-- START Information supplied --
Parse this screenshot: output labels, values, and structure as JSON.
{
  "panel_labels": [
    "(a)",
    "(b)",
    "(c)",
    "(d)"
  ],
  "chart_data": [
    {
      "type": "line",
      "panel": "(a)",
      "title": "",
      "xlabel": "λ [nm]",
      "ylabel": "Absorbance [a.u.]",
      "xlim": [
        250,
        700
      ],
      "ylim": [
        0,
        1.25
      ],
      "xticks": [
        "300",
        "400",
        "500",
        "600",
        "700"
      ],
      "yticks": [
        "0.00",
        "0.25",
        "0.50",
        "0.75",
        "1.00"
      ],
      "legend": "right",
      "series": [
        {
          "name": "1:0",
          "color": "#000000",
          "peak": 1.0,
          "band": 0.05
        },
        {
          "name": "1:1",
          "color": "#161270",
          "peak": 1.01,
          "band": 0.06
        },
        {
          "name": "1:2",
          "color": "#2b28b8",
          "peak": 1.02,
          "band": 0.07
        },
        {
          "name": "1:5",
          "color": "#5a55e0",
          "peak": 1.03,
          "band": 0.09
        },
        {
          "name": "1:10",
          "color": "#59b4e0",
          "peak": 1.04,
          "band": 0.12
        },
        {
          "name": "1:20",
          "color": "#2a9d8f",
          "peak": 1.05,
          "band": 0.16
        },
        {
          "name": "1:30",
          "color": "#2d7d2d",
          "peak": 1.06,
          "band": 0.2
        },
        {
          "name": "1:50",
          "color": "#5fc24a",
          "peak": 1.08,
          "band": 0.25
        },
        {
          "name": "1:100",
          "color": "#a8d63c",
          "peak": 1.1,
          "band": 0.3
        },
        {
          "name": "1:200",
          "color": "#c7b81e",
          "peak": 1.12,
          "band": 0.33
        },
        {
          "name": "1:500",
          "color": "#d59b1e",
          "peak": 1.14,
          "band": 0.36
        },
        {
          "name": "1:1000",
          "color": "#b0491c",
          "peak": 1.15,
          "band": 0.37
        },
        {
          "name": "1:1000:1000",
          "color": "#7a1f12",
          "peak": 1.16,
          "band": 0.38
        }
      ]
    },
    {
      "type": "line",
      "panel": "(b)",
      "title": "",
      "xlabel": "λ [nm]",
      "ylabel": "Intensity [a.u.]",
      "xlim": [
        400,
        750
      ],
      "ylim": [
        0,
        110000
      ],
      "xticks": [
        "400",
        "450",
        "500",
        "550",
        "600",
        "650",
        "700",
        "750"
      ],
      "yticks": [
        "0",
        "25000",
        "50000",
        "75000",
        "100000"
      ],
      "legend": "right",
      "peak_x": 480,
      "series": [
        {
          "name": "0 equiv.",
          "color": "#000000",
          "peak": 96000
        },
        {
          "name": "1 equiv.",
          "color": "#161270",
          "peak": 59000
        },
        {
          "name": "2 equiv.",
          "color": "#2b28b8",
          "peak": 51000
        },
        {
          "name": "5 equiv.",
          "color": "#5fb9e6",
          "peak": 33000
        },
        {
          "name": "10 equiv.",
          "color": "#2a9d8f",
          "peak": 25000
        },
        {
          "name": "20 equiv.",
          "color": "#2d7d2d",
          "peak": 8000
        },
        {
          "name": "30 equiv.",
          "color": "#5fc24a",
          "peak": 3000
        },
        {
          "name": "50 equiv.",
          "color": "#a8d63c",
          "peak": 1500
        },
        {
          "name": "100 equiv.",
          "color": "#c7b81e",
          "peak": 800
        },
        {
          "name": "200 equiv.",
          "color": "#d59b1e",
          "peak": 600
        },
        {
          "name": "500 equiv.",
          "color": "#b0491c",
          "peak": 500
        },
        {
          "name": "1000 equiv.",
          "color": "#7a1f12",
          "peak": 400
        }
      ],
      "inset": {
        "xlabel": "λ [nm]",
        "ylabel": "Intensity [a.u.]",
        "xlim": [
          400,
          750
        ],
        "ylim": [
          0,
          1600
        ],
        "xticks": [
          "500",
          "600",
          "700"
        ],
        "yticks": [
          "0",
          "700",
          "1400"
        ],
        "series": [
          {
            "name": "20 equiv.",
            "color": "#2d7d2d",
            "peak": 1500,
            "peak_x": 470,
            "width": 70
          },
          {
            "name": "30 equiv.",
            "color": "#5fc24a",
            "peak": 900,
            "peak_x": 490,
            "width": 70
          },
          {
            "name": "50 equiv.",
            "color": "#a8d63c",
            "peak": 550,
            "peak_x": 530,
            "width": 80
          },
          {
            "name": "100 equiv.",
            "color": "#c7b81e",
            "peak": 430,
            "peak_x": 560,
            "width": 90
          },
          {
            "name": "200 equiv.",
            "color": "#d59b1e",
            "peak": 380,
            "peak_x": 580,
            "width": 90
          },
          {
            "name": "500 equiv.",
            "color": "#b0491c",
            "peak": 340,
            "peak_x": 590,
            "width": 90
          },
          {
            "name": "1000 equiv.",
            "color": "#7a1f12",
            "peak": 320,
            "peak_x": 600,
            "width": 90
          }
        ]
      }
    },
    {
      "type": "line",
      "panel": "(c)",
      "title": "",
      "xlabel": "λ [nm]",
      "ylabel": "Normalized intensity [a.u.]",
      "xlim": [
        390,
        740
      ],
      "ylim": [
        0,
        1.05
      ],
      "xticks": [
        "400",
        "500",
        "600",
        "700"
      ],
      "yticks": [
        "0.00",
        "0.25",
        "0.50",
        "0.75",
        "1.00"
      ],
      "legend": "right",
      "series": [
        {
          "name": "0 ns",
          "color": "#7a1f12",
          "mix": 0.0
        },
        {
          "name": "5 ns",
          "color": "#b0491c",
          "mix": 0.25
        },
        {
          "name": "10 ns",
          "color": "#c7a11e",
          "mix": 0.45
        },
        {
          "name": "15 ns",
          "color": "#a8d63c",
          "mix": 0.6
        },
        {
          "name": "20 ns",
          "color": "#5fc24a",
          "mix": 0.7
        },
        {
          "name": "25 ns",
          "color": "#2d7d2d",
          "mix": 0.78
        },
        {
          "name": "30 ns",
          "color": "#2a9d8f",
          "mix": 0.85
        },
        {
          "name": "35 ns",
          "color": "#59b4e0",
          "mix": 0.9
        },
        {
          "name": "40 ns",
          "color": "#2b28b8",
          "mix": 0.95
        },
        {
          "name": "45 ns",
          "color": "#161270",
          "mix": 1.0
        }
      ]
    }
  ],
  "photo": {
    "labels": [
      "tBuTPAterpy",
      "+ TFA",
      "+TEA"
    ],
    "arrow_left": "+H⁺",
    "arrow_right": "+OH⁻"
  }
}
-- END Information supplied --
Print every entry exactly as it appears.

→ **Output for this task**
Parse this screenshot: output labels, values, and structure as JSON.
{
  "panel_labels": [
    "(a)",
    "(b)",
    "(c)",
    "(d)"
  ],
  "chart_data": [
    {
      "type": "line",
      "panel": "(a)",
      "title": "",
      "xlabel": "λ [nm]",
      "ylabel": "Absorbance [a.u.]",
      "xlim": [
        250,
        700
      ],
      "ylim": [
        0,
        1.25
      ],
      "xticks": [
        "300",
        "400",
        "500",
        "600",
        "700"
      ],
      "yticks": [
        "0.00",
        "0.25",
        "0.50",
        "0.75",
        "1.00"
      ],
      "legend": "right",
      "series": [
        {
          "name": "1:0",
          "color": "#000000",
          "peak": 1.0,
          "band": 0.05
        },
        {
          "name": "1:1",
          "color": "#161270",
          "peak": 1.01,
          "band": 0.06
        },
        {
          "name": "1:2",
          "color": "#2b28b8",
          "peak": 1.02,
          "band": 0.07
        },
        {
          "name": "1:5",
          "color": "#5a55e0",
          "peak": 1.03,
          "band": 0.09
        },
        {
          "name": "1:10",
          "color": "#59b4e0",
          "peak": 1.04,
          "band": 0.12
        },
        {
          "name": "1:20",
          "color": "#2a9d8f",
          "peak": 1.05,
          "band": 0.16
        },
        {
          "name": "1:30",
          "color": "#2d7d2d",
          "peak": 1.06,
          "band": 0.2
        },
        {
          "name": "1:50",
          "color": "#5fc24a",
          "peak": 1.08,
          "band": 0.25
        },
        {
          "name": "1:100",
          "color": "#a8d63c",
          "peak": 1.1,
          "band": 0.3
        },
        {
          "name": "1:200",
          "color": "#c7b81e",
          "peak": 1.12,
          "band": 0.33
        },
        {
          "name": "1:500",
          "color": "#d59b1e",
          "peak": 1.14,
          "band": 0.36
        },
        {
          "name": "1:1000",
          "color": "#b0491c",
          "peak": 1.15,
          "band": 0.37
        },
        {
          "name": "1:1000:1000",
          "color": "#7a1f12",
          "peak": 1.16,
          "band": 0.38
        }
      ]
    },
    {
      "type": "line",
      "panel": "(b)",
      "title": "",
      "xlabel": "λ [nm]",
      "ylabel": "Intensity [a.u.]",
      "xlim": [
        400,
        750
      ],
      "ylim": [
        0,
        110000
      ],
      "xticks": [
        "400",
        "450",
        "500",
        "550",
        "600",
        "650",
        "700",
        "750"
      ],
      "yticks": [
        "0",
        "25000",
        "50000",
        "75000",
        "100000"
      ],
      "legend": "right",
      "peak_x": 480,
      "series": [
        {
          "name": "0 equiv.",
          "color": "#000000",
          "peak": 96000
        },
        {
          "name": "1 equiv.",
          "color": "#161270",
          "peak": 59000
        },
        {
          "name": "2 equiv.",
          "color": "#2b28b8",
          "peak": 51000
        },
        {
          "name": "5 equiv.",
          "color": "#5fb9e6",
          "peak": 33000
        },
        {
          "name": "10 equiv.",
          "color": "#2a9d8f",
          "peak": 25000
        },
        {
          "name": "20 equiv.",
          "color": "#2d7d2d",
          "peak": 8000
        },
        {
          "name": "30 equiv.",
          "color": "#5fc24a",
          "peak": 3000
        },
        {
          "name": "50 equiv.",
          "color": "#a8d63c",
          "peak": 1500
        },
        {
          "name": "100 equiv.",
          "color": "#c7b81e",
          "peak": 800
        },
        {
          "name": "200 equiv.",
          "color": "#d59b1e",
          "peak": 600
        },
        {
          "name": "500 equiv.",
          "color": "#b0491c",
          "peak": 500
        },
        {
          "name": "1000 equiv.",
          "color": "#7a1f12",
          "peak": 400
        }
      ],
      "inset": {
        "xlabel": "λ [nm]",
        "ylabel": "Intensity [a.u.]",
        "xlim": [
          400,
          750
        ],
        "ylim": [
          0,
          1600
        ],
        "xticks": [
          "500",
          "600",
          "700"
        ],
        "yticks": [
          "0",
          "700",
          "1400"
        ],
        "series": [
          {
            "name": "20 equiv.",
            "color": "#2d7d2d",
            "peak": 1500,
            "peak_x": 470,
            "width": 70
          },
          {
            "name": "30 equiv.",
            "color": "#5fc24a",
            "peak": 900,
            "peak_x": 490,
            "width": 70
          },
          {
            "name": "50 equiv.",
            "color": "#a8d63c",
            "peak": 550,
            "peak_x": 530,
            "width": 80
          },
          {
            "name": "100 equiv.",
            "color": "#c7b81e",
            "peak": 430,
            "peak_x": 560,
            "width": 90
          },
          {
            "name": "200 equiv.",
            "color": "#d59b1e",
            "peak": 380,
            "peak_x": 580,
            "width": 90
          },
          {
            "name": "500 equiv.",
            "color": "#b0491c",
            "peak": 340,
            "peak_x": 590,
            "width": 90
          },
          {
            "name": "1000 equiv.",
            "color": "#7a1f12",
            "peak": 320,
            "peak_x": 600,
            "width": 90
          }
        ]
      }
    },
    {
      "type": "line",
      "panel": "(c)",
      "title": "",
      "xlabel": "λ [nm]",
      "ylabel": "Normalized intensity [a.u.]",
      "xlim": [
        390,
        740
      ],
      "ylim": [
        0,
        1.05
      ],
      "xticks": [
        "400",
        "500",
        "600",
        "700"
      ],
      "yticks": [
        "0.00",
        "0.25",
        "0.50",
        "0.75",
        "1.00"
      ],
      "legend": "right",
      "series": [
        {
          "name": "0 ns",
          "color": "#7a1f12",
          "mix": 0.0
        },
        {
          "name": "5 ns",
          "color": "#b0491c",
          "mix": 0.25
        },
        {
          "name": "10 ns",
          "color": "#c7a11e",
          "mix": 0.45
        },
        {
          "name": "15 ns",
          "color": "#a8d63c",
          "mix": 0.6
        },
        {
          "name": "20 ns",
          "color": "#5fc24a",
          "mix": 0.7
        },
        {
          "name": "25 ns",
          "color": "#2d7d2d",
          "mix": 0.78
        },
        {
          "name": "30 ns",
          "color": "#2a9d8f",
          "mix": 0.85
        },
        {
          "name": "35 ns",
          "color": "#59b4e0",
          "mix": 0.9
        },
        {
          "name": "40 ns",
          "color": "#2b28b8",
          "mix": 0.95
        },
        {
          "name": "45 ns",
          "color": "#161270",
          "mix": 1.0
        }
      ]
    }
  ],
  "photo": {
    "labels": [
      "tBuTPAterpy",
      "+ TFA",
      "+TEA"
    ],
    "arrow_left": "+H⁺",
    "arrow_right": "+OH⁻"
  }
}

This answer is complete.